● **DATA SHOWN**:
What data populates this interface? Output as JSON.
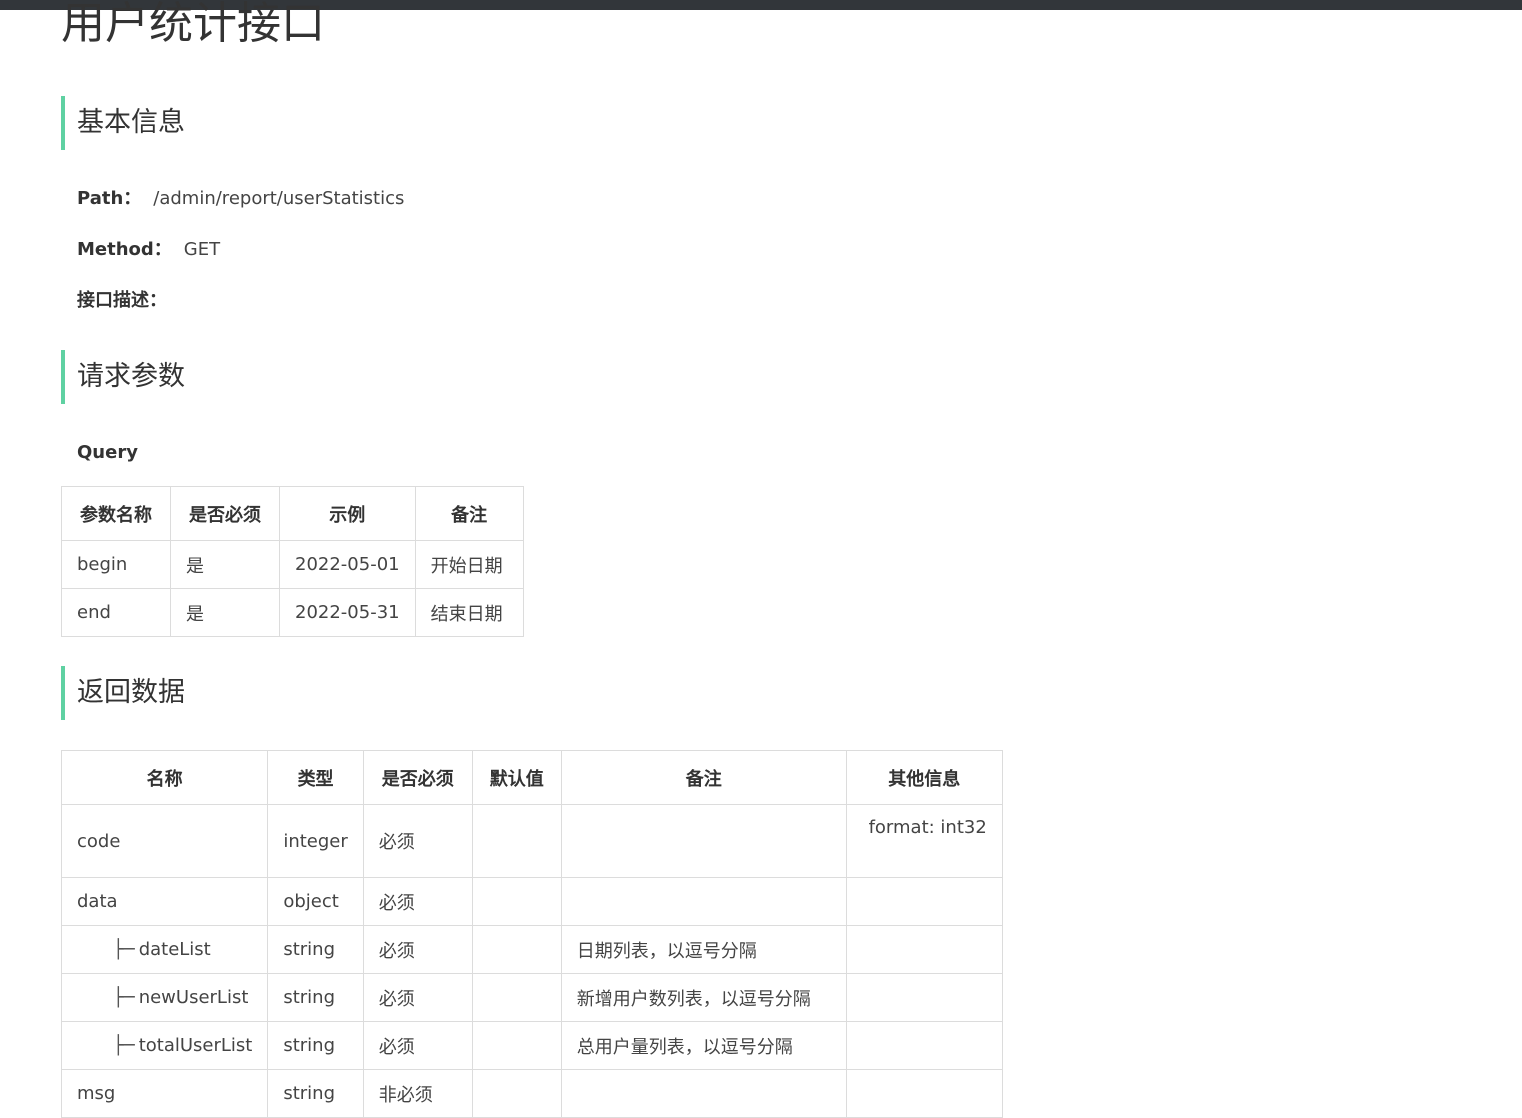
{
  "page": {
    "title": "用户统计接口"
  },
  "basic_info": {
    "heading": "基本信息",
    "path_label": "Path：",
    "path_value": "/admin/report/userStatistics",
    "method_label": "Method：",
    "method_value": "GET",
    "desc_label": "接口描述："
  },
  "request": {
    "heading": "请求参数",
    "query_label": "Query",
    "columns": [
      "参数名称",
      "是否必须",
      "示例",
      "备注"
    ],
    "rows": [
      {
        "name": "begin",
        "required": "是",
        "example": "2022-05-01",
        "note": "开始日期"
      },
      {
        "name": "end",
        "required": "是",
        "example": "2022-05-31",
        "note": "结束日期"
      }
    ]
  },
  "response": {
    "heading": "返回数据",
    "tree_glyph": "├─",
    "columns": [
      "名称",
      "类型",
      "是否必须",
      "默认值",
      "备注",
      "其他信息"
    ],
    "rows": [
      {
        "name": "code",
        "type": "integer",
        "required": "必须",
        "default": "",
        "note": "",
        "other": "format: int32"
      },
      {
        "name": "data",
        "type": "object",
        "required": "必须",
        "default": "",
        "note": "",
        "other": ""
      },
      {
        "name": "dateList",
        "type": "string",
        "required": "必须",
        "default": "",
        "note": "日期列表，以逗号分隔",
        "other": ""
      },
      {
        "name": "newUserList",
        "type": "string",
        "required": "必须",
        "default": "",
        "note": "新增用户数列表，以逗号分隔",
        "other": ""
      },
      {
        "name": "totalUserList",
        "type": "string",
        "required": "必须",
        "default": "",
        "note": "总用户量列表，以逗号分隔",
        "other": ""
      },
      {
        "name": "msg",
        "type": "string",
        "required": "非必须",
        "default": "",
        "note": "",
        "other": ""
      }
    ]
  },
  "colors": {
    "accent": "#5fd1a2",
    "topbar": "#32363a",
    "border": "#dcdcdc"
  }
}
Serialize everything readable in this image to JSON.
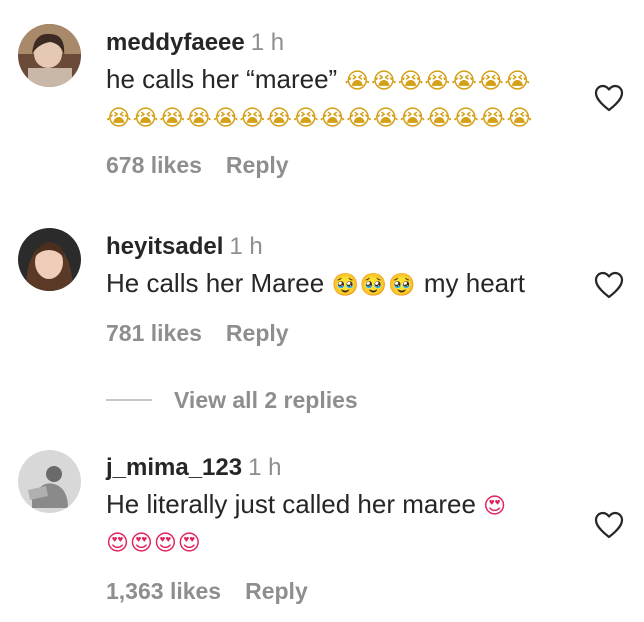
{
  "comments": [
    {
      "username": "meddyfaeee",
      "time": "1 h",
      "text": "he calls her “maree”",
      "emoji_line1": "😭😭😭😭😭😭😭",
      "emoji_line2": "😭😭😭😭😭😭😭😭😭😭😭😭😭😭😭😭",
      "likes": "678 likes",
      "reply": "Reply",
      "avatar_icon": "user-avatar"
    },
    {
      "username": "heyitsadel",
      "time": "1 h",
      "text": "He calls her Maree",
      "emoji_inline": "🥹🥹🥹",
      "text_after": "my heart",
      "likes": "781 likes",
      "reply": "Reply",
      "avatar_icon": "user-avatar"
    },
    {
      "username": "j_mima_123",
      "time": "1 h",
      "text": "He literally just called her maree",
      "emoji_inline": "😍",
      "emoji_line2": "😍😍😍😍",
      "likes": "1,363 likes",
      "reply": "Reply",
      "avatar_icon": "user-avatar"
    }
  ],
  "view_replies": "View all 2 replies",
  "icons": {
    "like": "heart-outline-icon"
  },
  "colors": {
    "text": "#262626",
    "secondary": "#8e8e8e"
  }
}
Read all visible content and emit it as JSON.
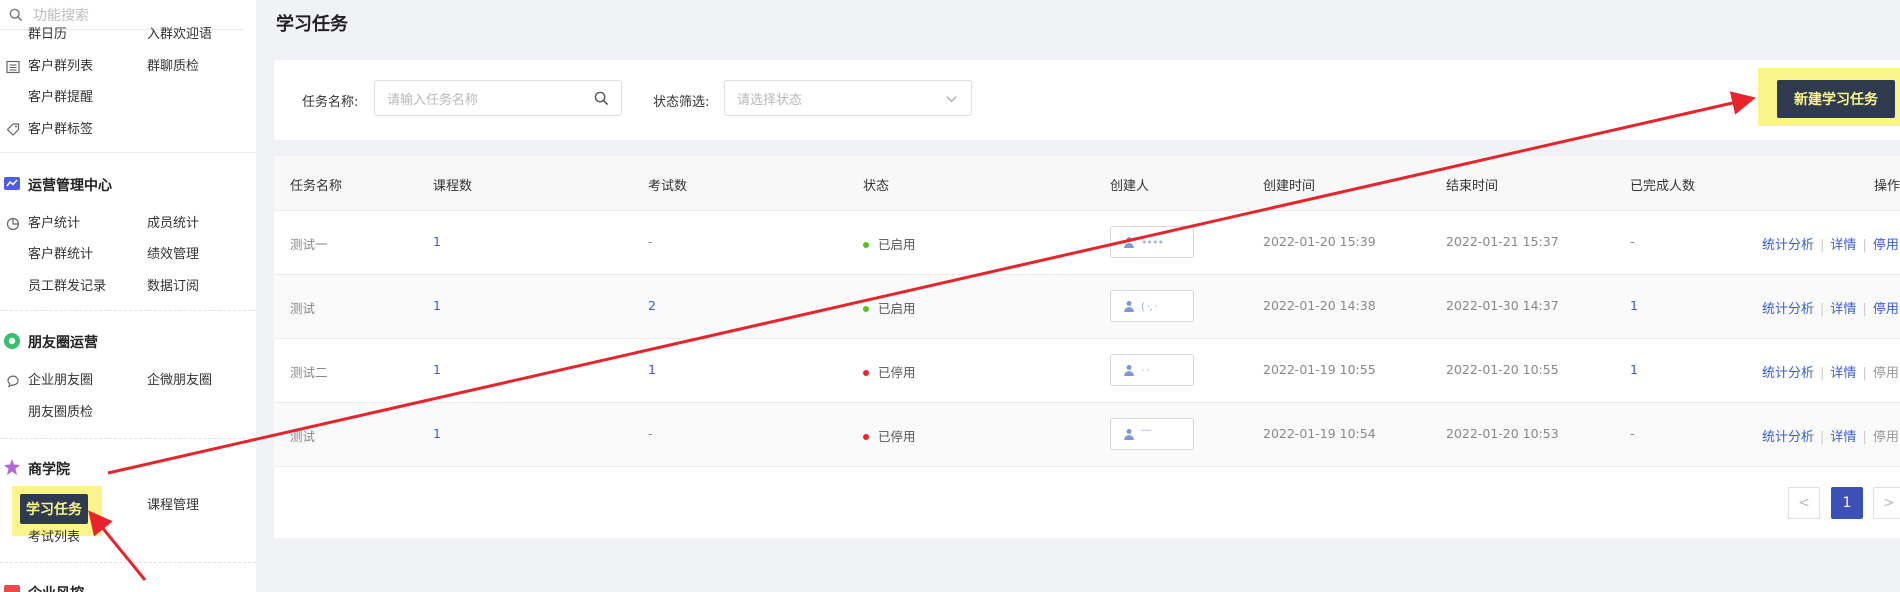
{
  "sidebar": {
    "search_placeholder": "功能搜索",
    "partial_top_left": "群日历",
    "partial_top_right": "入群欢迎语",
    "customer_group_items": [
      {
        "label": "客户群列表",
        "icon": "list-icon"
      },
      {
        "label": "群聊质检"
      },
      {
        "label": "客户群提醒"
      },
      {
        "label": "客户群标签",
        "icon": "tag-icon"
      }
    ],
    "ops_center": {
      "title": "运营管理中心",
      "items": [
        "客户统计",
        "成员统计",
        "客户群统计",
        "绩效管理",
        "员工群发记录",
        "数据订阅"
      ]
    },
    "moments": {
      "title": "朋友圈运营",
      "items": [
        "企业朋友圈",
        "企微朋友圈",
        "朋友圈质检"
      ]
    },
    "academy": {
      "title": "商学院",
      "active_item": "学习任务",
      "items": [
        "课程管理",
        "考试列表"
      ]
    },
    "partial_bottom_group": "企业风控"
  },
  "main": {
    "page_title": "学习任务",
    "filter": {
      "name_label": "任务名称:",
      "name_placeholder": "请输入任务名称",
      "status_label": "状态筛选:",
      "status_placeholder": "请选择状态"
    },
    "new_button": "新建学习任务",
    "table": {
      "headers": [
        "任务名称",
        "课程数",
        "考试数",
        "状态",
        "创建人",
        "创建时间",
        "结束时间",
        "已完成人数",
        "操作"
      ],
      "rows": [
        {
          "name": "测试一",
          "courses": "1",
          "exams": "-",
          "status": "已启用",
          "status_color": "#52c41a",
          "creator": "••••",
          "created": "2022-01-20 15:39",
          "ends": "2022-01-21 15:37",
          "completed": "-",
          "actions": [
            "统计分析",
            "详情",
            "停用"
          ]
        },
        {
          "name": "测试",
          "courses": "1",
          "exams": "2",
          "status": "已启用",
          "status_color": "#52c41a",
          "creator": "( ·, ·",
          "created": "2022-01-20 14:38",
          "ends": "2022-01-30 14:37",
          "completed": "1",
          "actions": [
            "统计分析",
            "详情",
            "停用"
          ]
        },
        {
          "name": "测试二",
          "courses": "1",
          "exams": "1",
          "status": "已停用",
          "status_color": "#f5222d",
          "creator": "· ·",
          "created": "2022-01-19 10:55",
          "ends": "2022-01-20 10:55",
          "completed": "1",
          "actions": [
            "统计分析",
            "详情",
            "停用"
          ]
        },
        {
          "name": "测试",
          "courses": "1",
          "exams": "-",
          "status": "已停用",
          "status_color": "#f5222d",
          "creator": "‾‾",
          "created": "2022-01-19 10:54",
          "ends": "2022-01-20 10:53",
          "completed": "-",
          "actions": [
            "统计分析",
            "详情",
            "停用"
          ]
        }
      ]
    },
    "pagination": {
      "prev": "<",
      "current": "1",
      "next": ">"
    }
  },
  "colors": {
    "highlight_yellow": "#fbf48a",
    "dark_button": "#2e3b4e",
    "link_blue": "#3b5bdb",
    "arrow_red": "#e8232b",
    "pager_active": "#3d50b6"
  }
}
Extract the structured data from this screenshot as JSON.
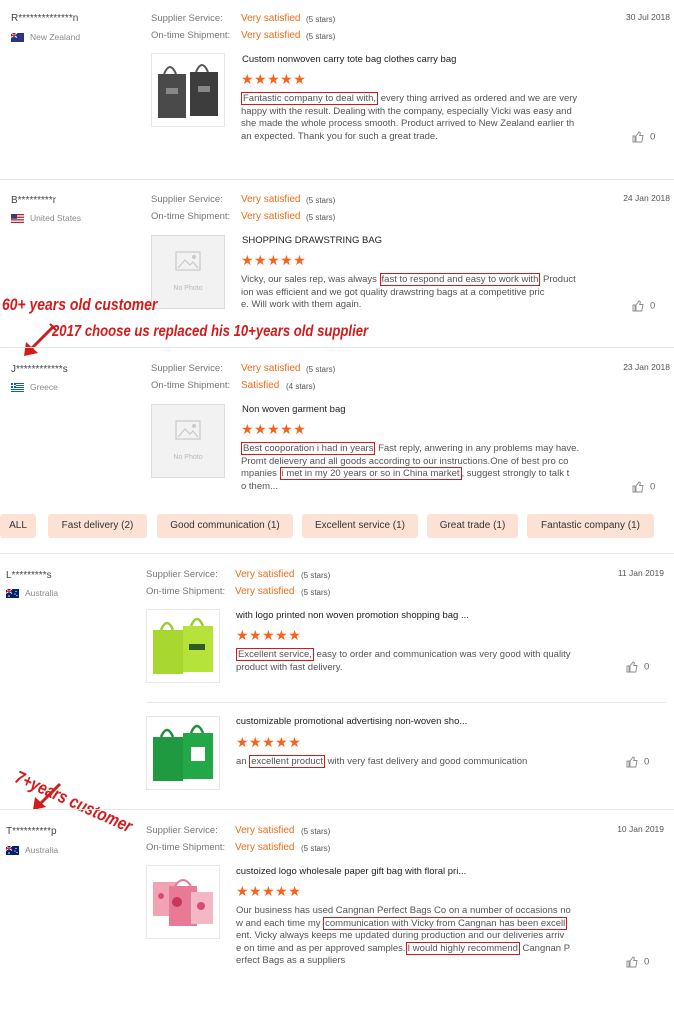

● **OBJECTIVE**: Transcribe each entry precisely as given, leaving the pictures out.

● **TASK ANSWER**:
What data populates this interface? Output as JSON.
{
  "page": {
    "title": "用户统计接口"
  },
  "basic_info": {
    "heading": "基本信息",
    "path_label": "Path：",
    "path_value": "/admin/report/userStatistics",
    "method_label": "Method：",
    "method_value": "GET",
    "desc_label": "接口描述："
  },
  "request": {
    "heading": "请求参数",
    "query_label": "Query",
    "columns": [
      "参数名称",
      "是否必须",
      "示例",
      "备注"
    ],
    "rows": [
      {
        "name": "begin",
        "required": "是",
        "example": "2022-05-01",
        "note": "开始日期"
      },
      {
        "name": "end",
        "required": "是",
        "example": "2022-05-31",
        "note": "结束日期"
      }
    ]
  },
  "response": {
    "heading": "返回数据",
    "tree_glyph": "├─",
    "columns": [
      "名称",
      "类型",
      "是否必须",
      "默认值",
      "备注",
      "其他信息"
    ],
    "rows": [
      {
        "name": "code",
        "type": "integer",
        "required": "必须",
        "default": "",
        "note": "",
        "other": "format: int32"
      },
      {
        "name": "data",
        "type": "object",
        "required": "必须",
        "default": "",
        "note": "",
        "other": ""
      },
      {
        "name": "dateList",
        "type": "string",
        "required": "必须",
        "default": "",
        "note": "日期列表，以逗号分隔",
        "other": ""
      },
      {
        "name": "newUserList",
        "type": "string",
        "required": "必须",
        "default": "",
        "note": "新增用户数列表，以逗号分隔",
        "other": ""
      },
      {
        "name": "totalUserList",
        "type": "string",
        "required": "必须",
        "default": "",
        "note": "总用户量列表，以逗号分隔",
        "other": ""
      },
      {
        "name": "msg",
        "type": "string",
        "required": "非必须",
        "default": "",
        "note": "",
        "other": ""
      }
    ]
  },
  "colors": {
    "accent": "#5fd1a2",
    "topbar": "#32363a",
    "border": "#dcdcdc"
  }
}
Serialize everything readable in this image to JSON.
{
  "comments": [
    {
      "username": "meddyfaeee",
      "time": "1 h",
      "text": "he calls her “maree”",
      "emoji_line1": "😭😭😭😭😭😭😭",
      "emoji_line2": "😭😭😭😭😭😭😭😭😭😭😭😭😭😭😭😭",
      "likes": "678 likes",
      "reply": "Reply",
      "avatar_icon": "user-avatar"
    },
    {
      "username": "heyitsadel",
      "time": "1 h",
      "text": "He calls her Maree",
      "emoji_inline": "🥹🥹🥹",
      "text_after": "my heart",
      "likes": "781 likes",
      "reply": "Reply",
      "avatar_icon": "user-avatar"
    },
    {
      "username": "j_mima_123",
      "time": "1 h",
      "text": "He literally just called her maree",
      "emoji_inline": "😍",
      "emoji_line2": "😍😍😍😍",
      "likes": "1,363 likes",
      "reply": "Reply",
      "avatar_icon": "user-avatar"
    }
  ],
  "view_replies": "View all 2 replies",
  "icons": {
    "like": "heart-outline-icon"
  },
  "colors": {
    "text": "#262626",
    "secondary": "#8e8e8e"
  }
}
Read all visible content and emit it as JSON.
{
  "sidebar": {
    "search_placeholder": "功能搜索",
    "partial_top_left": "群日历",
    "partial_top_right": "入群欢迎语",
    "customer_group_items": [
      {
        "label": "客户群列表",
        "icon": "list-icon"
      },
      {
        "label": "群聊质检"
      },
      {
        "label": "客户群提醒"
      },
      {
        "label": "客户群标签",
        "icon": "tag-icon"
      }
    ],
    "ops_center": {
      "title": "运营管理中心",
      "items": [
        "客户统计",
        "成员统计",
        "客户群统计",
        "绩效管理",
        "员工群发记录",
        "数据订阅"
      ]
    },
    "moments": {
      "title": "朋友圈运营",
      "items": [
        "企业朋友圈",
        "企微朋友圈",
        "朋友圈质检"
      ]
    },
    "academy": {
      "title": "商学院",
      "active_item": "学习任务",
      "items": [
        "课程管理",
        "考试列表"
      ]
    },
    "partial_bottom_group": "企业风控"
  },
  "main": {
    "page_title": "学习任务",
    "filter": {
      "name_label": "任务名称:",
      "name_placeholder": "请输入任务名称",
      "status_label": "状态筛选:",
      "status_placeholder": "请选择状态"
    },
    "new_button": "新建学习任务",
    "table": {
      "headers": [
        "任务名称",
        "课程数",
        "考试数",
        "状态",
        "创建人",
        "创建时间",
        "结束时间",
        "已完成人数",
        "操作"
      ],
      "rows": [
        {
          "name": "测试一",
          "courses": "1",
          "exams": "-",
          "status": "已启用",
          "status_color": "#52c41a",
          "creator": "••••",
          "created": "2022-01-20 15:39",
          "ends": "2022-01-21 15:37",
          "completed": "-",
          "actions": [
            "统计分析",
            "详情",
            "停用"
          ]
        },
        {
          "name": "测试",
          "courses": "1",
          "exams": "2",
          "status": "已启用",
          "status_color": "#52c41a",
          "creator": "( ·, ·",
          "created": "2022-01-20 14:38",
          "ends": "2022-01-30 14:37",
          "completed": "1",
          "actions": [
            "统计分析",
            "详情",
            "停用"
          ]
        },
        {
          "name": "测试二",
          "courses": "1",
          "exams": "1",
          "status": "已停用",
          "status_color": "#f5222d",
          "creator": "· ·",
          "created": "2022-01-19 10:55",
          "ends": "2022-01-20 10:55",
          "completed": "1",
          "actions": [
            "统计分析",
            "详情",
            "停用"
          ]
        },
        {
          "name": "测试",
          "courses": "1",
          "exams": "-",
          "status": "已停用",
          "status_color": "#f5222d",
          "creator": "‾‾",
          "created": "2022-01-19 10:54",
          "ends": "2022-01-20 10:53",
          "completed": "-",
          "actions": [
            "统计分析",
            "详情",
            "停用"
          ]
        }
      ]
    },
    "pagination": {
      "prev": "<",
      "current": "1",
      "next": ">"
    }
  },
  "colors": {
    "highlight_yellow": "#fbf48a",
    "dark_button": "#2e3b4e",
    "link_blue": "#3b5bdb",
    "arrow_red": "#e8232b",
    "pager_active": "#3d50b6"
  }
}
Extract the structured data from this screenshot as JSON.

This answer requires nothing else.